── DATA EXCERPTS
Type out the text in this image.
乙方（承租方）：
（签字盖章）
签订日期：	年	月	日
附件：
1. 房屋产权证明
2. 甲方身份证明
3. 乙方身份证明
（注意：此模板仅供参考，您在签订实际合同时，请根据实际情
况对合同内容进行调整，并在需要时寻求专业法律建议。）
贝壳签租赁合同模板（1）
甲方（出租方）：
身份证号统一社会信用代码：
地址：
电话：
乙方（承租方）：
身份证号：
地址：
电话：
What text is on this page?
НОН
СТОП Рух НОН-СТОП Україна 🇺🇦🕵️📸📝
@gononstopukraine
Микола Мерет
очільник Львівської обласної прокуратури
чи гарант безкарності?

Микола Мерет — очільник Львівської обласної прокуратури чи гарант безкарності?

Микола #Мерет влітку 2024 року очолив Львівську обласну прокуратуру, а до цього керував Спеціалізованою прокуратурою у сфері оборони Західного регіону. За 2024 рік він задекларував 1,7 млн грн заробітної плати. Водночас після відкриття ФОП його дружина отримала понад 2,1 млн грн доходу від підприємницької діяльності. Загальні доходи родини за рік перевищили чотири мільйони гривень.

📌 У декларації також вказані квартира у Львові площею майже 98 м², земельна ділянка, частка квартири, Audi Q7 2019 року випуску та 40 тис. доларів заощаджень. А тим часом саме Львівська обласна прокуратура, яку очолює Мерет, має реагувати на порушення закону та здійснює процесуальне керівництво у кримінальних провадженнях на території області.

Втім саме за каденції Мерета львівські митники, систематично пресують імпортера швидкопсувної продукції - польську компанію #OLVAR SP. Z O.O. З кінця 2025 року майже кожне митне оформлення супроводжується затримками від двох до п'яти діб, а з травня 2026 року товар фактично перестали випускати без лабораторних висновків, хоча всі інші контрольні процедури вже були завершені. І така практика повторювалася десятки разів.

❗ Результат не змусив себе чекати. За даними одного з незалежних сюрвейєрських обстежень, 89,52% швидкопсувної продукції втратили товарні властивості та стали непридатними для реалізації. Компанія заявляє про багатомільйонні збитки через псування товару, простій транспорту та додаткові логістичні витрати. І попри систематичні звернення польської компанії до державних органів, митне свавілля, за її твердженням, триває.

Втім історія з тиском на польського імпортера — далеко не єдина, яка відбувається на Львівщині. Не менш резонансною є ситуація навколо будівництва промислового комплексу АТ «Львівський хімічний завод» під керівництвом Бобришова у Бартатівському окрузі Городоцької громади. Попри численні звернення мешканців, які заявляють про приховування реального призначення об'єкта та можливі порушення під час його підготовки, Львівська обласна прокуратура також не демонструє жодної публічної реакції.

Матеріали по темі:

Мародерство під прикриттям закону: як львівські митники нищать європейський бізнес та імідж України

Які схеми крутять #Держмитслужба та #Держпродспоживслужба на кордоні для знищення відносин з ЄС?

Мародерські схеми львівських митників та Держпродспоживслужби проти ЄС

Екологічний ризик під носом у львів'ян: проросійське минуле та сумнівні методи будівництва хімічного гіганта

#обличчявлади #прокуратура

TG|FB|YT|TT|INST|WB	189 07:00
────
THE REQUEST: Pull out each line of the listing that holds the string "прокуратури".

OUTPUT:
очільник Львівської обласної прокуратури
Микола Мерет — очільник Львівської обласної прокуратури чи гарант безкарності?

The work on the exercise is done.